• Exercise objective:
The full set of entries needs to be reproduced exactly.

(Extracted records)
○ ○ ○ ○ ○ ○ ○
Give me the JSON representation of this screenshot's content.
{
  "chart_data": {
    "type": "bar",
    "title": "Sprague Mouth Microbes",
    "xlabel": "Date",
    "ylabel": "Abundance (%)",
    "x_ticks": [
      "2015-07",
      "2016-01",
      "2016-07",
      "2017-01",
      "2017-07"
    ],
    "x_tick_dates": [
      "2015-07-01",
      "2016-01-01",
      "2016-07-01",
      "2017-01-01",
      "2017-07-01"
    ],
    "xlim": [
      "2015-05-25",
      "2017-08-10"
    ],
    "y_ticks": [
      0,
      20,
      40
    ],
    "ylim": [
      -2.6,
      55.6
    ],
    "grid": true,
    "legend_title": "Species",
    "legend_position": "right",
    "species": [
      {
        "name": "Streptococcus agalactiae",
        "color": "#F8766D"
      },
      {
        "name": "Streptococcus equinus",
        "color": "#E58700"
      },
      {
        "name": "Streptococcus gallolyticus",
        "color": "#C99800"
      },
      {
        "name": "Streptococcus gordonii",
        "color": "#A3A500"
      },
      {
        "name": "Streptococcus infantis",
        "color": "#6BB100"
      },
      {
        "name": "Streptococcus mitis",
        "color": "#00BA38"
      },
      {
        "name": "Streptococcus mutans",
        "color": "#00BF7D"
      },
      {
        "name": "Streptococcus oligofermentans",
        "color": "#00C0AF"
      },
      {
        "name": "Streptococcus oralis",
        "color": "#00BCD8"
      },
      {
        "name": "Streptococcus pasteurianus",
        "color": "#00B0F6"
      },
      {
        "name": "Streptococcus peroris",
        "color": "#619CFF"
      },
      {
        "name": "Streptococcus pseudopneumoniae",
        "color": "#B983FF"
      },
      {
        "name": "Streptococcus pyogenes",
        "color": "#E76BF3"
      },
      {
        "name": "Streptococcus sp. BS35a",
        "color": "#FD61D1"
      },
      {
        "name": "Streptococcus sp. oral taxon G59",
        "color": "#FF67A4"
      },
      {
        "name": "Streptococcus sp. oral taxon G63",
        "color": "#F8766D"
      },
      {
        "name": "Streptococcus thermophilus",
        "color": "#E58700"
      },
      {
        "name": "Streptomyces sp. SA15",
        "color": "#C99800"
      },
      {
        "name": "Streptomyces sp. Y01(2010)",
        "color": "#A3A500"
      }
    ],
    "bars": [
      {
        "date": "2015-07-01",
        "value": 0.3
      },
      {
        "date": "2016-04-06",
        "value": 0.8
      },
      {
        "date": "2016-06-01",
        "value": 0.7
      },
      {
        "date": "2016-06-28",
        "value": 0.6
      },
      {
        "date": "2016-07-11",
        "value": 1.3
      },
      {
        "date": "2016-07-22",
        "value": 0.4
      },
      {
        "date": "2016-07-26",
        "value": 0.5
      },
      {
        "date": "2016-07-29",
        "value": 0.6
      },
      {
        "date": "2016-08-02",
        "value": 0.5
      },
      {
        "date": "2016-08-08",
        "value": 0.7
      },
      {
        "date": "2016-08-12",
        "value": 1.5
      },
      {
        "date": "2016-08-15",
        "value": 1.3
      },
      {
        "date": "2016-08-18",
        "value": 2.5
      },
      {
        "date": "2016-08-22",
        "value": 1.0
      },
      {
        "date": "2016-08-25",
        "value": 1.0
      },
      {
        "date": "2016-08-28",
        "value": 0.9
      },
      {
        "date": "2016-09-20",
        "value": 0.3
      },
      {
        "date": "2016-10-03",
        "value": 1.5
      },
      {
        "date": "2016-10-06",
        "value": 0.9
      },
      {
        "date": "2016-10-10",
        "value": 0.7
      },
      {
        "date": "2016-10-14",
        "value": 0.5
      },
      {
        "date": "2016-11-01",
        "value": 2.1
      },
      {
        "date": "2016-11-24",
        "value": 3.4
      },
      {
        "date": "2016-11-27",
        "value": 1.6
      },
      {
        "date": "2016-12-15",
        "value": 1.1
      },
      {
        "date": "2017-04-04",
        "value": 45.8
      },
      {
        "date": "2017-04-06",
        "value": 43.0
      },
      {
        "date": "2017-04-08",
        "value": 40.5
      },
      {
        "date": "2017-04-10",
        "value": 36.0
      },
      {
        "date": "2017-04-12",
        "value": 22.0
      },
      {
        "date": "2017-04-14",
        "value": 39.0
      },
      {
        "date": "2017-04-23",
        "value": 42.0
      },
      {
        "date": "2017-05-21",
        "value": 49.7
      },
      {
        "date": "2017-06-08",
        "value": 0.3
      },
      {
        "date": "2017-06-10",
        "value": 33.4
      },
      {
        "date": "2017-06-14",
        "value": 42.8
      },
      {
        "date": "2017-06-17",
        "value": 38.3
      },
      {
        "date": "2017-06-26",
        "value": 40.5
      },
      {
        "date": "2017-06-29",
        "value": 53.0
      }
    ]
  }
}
○ ○ ○ ○ ○ ○ ○
• Answer to the problem:
Give me the JSON representation of this screenshot's content.
{
  "chart_data": {
    "type": "bar",
    "title": "Sprague Mouth Microbes",
    "xlabel": "Date",
    "ylabel": "Abundance (%)",
    "x_ticks": [
      "2015-07",
      "2016-01",
      "2016-07",
      "2017-01",
      "2017-07"
    ],
    "x_tick_dates": [
      "2015-07-01",
      "2016-01-01",
      "2016-07-01",
      "2017-01-01",
      "2017-07-01"
    ],
    "xlim": [
      "2015-05-25",
      "2017-08-10"
    ],
    "y_ticks": [
      0,
      20,
      40
    ],
    "ylim": [
      -2.6,
      55.6
    ],
    "grid": true,
    "legend_title": "Species",
    "legend_position": "right",
    "species": [
      {
        "name": "Streptococcus agalactiae",
        "color": "#F8766D"
      },
      {
        "name": "Streptococcus equinus",
        "color": "#E58700"
      },
      {
        "name": "Streptococcus gallolyticus",
        "color": "#C99800"
      },
      {
        "name": "Streptococcus gordonii",
        "color": "#A3A500"
      },
      {
        "name": "Streptococcus infantis",
        "color": "#6BB100"
      },
      {
        "name": "Streptococcus mitis",
        "color": "#00BA38"
      },
      {
        "name": "Streptococcus mutans",
        "color": "#00BF7D"
      },
      {
        "name": "Streptococcus oligofermentans",
        "color": "#00C0AF"
      },
      {
        "name": "Streptococcus oralis",
        "color": "#00BCD8"
      },
      {
        "name": "Streptococcus pasteurianus",
        "color": "#00B0F6"
      },
      {
        "name": "Streptococcus peroris",
        "color": "#619CFF"
      },
      {
        "name": "Streptococcus pseudopneumoniae",
        "color": "#B983FF"
      },
      {
        "name": "Streptococcus pyogenes",
        "color": "#E76BF3"
      },
      {
        "name": "Streptococcus sp. BS35a",
        "color": "#FD61D1"
      },
      {
        "name": "Streptococcus sp. oral taxon G59",
        "color": "#FF67A4"
      },
      {
        "name": "Streptococcus sp. oral taxon G63",
        "color": "#F8766D"
      },
      {
        "name": "Streptococcus thermophilus",
        "color": "#E58700"
      },
      {
        "name": "Streptomyces sp. SA15",
        "color": "#C99800"
      },
      {
        "name": "Streptomyces sp. Y01(2010)",
        "color": "#A3A500"
      }
    ],
    "bars": [
      {
        "date": "2015-07-01",
        "value": 0.3
      },
      {
        "date": "2016-04-06",
        "value": 0.8
      },
      {
        "date": "2016-06-01",
        "value": 0.7
      },
      {
        "date": "2016-06-28",
        "value": 0.6
      },
      {
        "date": "2016-07-11",
        "value": 1.3
      },
      {
        "date": "2016-07-22",
        "value": 0.4
      },
      {
        "date": "2016-07-26",
        "value": 0.5
      },
      {
        "date": "2016-07-29",
        "value": 0.6
      },
      {
        "date": "2016-08-02",
        "value": 0.5
      },
      {
        "date": "2016-08-08",
        "value": 0.7
      },
      {
        "date": "2016-08-12",
        "value": 1.5
      },
      {
        "date": "2016-08-15",
        "value": 1.3
      },
      {
        "date": "2016-08-18",
        "value": 2.5
      },
      {
        "date": "2016-08-22",
        "value": 1.0
      },
      {
        "date": "2016-08-25",
        "value": 1.0
      },
      {
        "date": "2016-08-28",
        "value": 0.9
      },
      {
        "date": "2016-09-20",
        "value": 0.3
      },
      {
        "date": "2016-10-03",
        "value": 1.5
      },
      {
        "date": "2016-10-06",
        "value": 0.9
      },
      {
        "date": "2016-10-10",
        "value": 0.7
      },
      {
        "date": "2016-10-14",
        "value": 0.5
      },
      {
        "date": "2016-11-01",
        "value": 2.1
      },
      {
        "date": "2016-11-24",
        "value": 3.4
      },
      {
        "date": "2016-11-27",
        "value": 1.6
      },
      {
        "date": "2016-12-15",
        "value": 1.1
      },
      {
        "date": "2017-04-04",
        "value": 45.8
      },
      {
        "date": "2017-04-06",
        "value": 43.0
      },
      {
        "date": "2017-04-08",
        "value": 40.5
      },
      {
        "date": "2017-04-10",
        "value": 36.0
      },
      {
        "date": "2017-04-12",
        "value": 22.0
      },
      {
        "date": "2017-04-14",
        "value": 39.0
      },
      {
        "date": "2017-04-23",
        "value": 42.0
      },
      {
        "date": "2017-05-21",
        "value": 49.7
      },
      {
        "date": "2017-06-08",
        "value": 0.3
      },
      {
        "date": "2017-06-10",
        "value": 33.4
      },
      {
        "date": "2017-06-14",
        "value": 42.8
      },
      {
        "date": "2017-06-17",
        "value": 38.3
      },
      {
        "date": "2017-06-26",
        "value": 40.5
      },
      {
        "date": "2017-06-29",
        "value": 53.0
      }
    ]
  }
}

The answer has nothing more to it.